Selected passage
Pinawa is located beside the Winnipeg River, which offers access to boating, kayaking, canoeing, and other water recreational activities. Other attractions include an 18-hole golf course, beach, outdoor pool, tennis courts, a curling rink, a hockey arena and many kilometres of cross-country ski trails.

The Trans-Canada Trail runs through the town of Pinawa along the Riverside. Pinawa also hosts the Eastern Manitoba Concert Association or EMCA's concerts, held in the community centre's gymnasium in the secondary school building once a month between October and April.

Pinawa is also home to an abundance of wildlife, including deer, bears, and other species. The people of Pinawa are very familiar with white-tailed deer, although their views on them may differ. Five deer in the backyard is a common sight there, and the town is known as the Deer Capital of Manitoba.

Information provided
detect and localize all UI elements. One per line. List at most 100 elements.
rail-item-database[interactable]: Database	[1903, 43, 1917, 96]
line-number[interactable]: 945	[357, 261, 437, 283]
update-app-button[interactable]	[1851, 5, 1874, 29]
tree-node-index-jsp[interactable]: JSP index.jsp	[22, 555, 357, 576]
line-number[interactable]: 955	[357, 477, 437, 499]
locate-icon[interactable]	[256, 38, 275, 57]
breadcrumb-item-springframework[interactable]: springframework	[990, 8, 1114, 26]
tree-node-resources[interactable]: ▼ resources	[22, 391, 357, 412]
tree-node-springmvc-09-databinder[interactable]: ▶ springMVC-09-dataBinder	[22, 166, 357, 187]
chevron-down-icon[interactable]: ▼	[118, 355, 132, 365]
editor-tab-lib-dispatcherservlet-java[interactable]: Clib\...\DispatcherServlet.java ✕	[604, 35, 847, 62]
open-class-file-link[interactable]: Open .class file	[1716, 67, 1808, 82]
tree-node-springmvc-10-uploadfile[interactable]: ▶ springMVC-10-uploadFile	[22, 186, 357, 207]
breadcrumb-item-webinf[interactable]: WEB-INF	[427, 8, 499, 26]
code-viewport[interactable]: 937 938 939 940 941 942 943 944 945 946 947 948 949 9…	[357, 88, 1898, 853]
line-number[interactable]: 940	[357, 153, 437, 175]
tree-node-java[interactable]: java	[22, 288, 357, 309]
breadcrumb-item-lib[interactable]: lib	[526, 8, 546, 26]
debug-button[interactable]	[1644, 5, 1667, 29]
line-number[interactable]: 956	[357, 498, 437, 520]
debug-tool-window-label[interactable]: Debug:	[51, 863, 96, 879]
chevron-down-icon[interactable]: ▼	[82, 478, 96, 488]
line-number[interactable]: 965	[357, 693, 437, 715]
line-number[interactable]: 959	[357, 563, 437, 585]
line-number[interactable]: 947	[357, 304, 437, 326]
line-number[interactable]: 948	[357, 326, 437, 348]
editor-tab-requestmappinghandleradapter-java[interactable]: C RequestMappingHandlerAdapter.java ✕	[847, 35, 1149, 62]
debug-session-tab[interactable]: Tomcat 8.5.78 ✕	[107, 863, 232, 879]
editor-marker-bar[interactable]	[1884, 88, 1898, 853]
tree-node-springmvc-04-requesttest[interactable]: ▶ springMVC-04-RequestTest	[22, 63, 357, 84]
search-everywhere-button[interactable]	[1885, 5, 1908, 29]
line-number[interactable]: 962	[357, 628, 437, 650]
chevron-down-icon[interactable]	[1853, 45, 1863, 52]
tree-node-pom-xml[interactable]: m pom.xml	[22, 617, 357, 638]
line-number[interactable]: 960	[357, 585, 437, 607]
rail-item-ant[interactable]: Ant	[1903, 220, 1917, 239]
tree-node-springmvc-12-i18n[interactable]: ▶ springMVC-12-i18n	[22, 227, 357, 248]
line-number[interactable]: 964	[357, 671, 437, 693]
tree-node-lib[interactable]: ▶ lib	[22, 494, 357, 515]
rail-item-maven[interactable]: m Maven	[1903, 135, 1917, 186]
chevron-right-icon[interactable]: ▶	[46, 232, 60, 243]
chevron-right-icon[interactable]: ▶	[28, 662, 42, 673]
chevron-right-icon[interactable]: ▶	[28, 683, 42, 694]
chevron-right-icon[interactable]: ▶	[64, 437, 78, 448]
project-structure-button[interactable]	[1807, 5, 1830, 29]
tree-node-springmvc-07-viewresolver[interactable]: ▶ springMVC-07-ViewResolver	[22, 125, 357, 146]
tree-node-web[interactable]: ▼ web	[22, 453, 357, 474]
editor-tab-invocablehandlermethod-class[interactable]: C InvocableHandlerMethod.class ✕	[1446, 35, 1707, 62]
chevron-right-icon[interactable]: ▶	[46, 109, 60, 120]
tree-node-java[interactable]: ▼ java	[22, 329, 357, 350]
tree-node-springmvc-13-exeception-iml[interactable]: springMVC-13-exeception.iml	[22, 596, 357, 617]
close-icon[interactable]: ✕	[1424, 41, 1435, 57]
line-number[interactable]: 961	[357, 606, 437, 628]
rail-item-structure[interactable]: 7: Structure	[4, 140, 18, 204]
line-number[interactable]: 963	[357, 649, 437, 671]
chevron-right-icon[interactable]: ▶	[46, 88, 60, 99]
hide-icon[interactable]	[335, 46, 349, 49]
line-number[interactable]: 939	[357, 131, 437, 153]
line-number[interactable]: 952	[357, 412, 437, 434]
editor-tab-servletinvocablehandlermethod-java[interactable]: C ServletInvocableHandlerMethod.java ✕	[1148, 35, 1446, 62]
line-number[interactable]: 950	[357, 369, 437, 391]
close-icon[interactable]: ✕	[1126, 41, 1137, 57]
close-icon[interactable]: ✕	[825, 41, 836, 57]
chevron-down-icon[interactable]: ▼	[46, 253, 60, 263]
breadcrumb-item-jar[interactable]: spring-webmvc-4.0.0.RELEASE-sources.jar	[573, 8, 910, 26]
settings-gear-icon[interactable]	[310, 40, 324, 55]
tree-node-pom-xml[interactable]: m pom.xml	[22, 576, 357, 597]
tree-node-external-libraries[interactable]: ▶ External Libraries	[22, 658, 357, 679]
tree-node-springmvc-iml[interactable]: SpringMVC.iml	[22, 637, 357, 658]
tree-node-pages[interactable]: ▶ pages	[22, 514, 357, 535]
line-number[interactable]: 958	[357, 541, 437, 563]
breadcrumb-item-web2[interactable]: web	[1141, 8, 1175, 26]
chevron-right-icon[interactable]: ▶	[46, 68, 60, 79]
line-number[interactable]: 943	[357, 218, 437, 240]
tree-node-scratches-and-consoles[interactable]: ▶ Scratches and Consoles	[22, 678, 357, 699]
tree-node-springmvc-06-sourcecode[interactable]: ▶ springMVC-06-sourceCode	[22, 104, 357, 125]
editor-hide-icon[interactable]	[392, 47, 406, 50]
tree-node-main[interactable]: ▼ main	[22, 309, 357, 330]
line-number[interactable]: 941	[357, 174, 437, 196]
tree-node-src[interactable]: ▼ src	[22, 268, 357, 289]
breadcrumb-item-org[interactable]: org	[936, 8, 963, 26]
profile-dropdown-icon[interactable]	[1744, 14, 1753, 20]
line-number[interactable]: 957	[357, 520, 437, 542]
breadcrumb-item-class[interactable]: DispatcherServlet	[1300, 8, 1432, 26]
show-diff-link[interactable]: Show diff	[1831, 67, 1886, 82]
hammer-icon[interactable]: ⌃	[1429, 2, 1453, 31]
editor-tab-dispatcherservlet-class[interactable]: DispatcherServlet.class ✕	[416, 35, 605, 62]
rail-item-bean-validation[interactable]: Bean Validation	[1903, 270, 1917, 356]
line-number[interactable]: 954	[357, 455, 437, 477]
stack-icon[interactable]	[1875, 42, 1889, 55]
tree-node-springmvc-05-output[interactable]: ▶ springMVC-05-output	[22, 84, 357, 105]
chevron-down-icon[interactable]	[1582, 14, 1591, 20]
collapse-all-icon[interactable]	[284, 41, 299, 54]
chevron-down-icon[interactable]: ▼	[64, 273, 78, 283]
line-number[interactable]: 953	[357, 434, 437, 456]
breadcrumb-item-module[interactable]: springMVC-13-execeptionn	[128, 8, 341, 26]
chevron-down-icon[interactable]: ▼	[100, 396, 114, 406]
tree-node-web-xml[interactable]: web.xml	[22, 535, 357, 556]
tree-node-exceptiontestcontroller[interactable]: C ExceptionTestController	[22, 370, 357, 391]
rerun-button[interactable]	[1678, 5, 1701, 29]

Activity
Summarize the passage about Pinawa in two sentences. The listing is separate material and has no connection to the passage about Pinawa.

Solution for this problem
Pinawa lies beside the Winnipeg River, which offers boating, kayaking, and canoeing, and the town also has a golf course, beach, outdoor pool, tennis courts, curling rink, hockey arena, cross-country ski trails, a stretch of the Trans-Canada Trail, and monthly EMCA concerts from October to April. Deer, bears, and other wildlife live there, and white-tailed deer are so common that the town is known as the Deer Capital of Manitoba.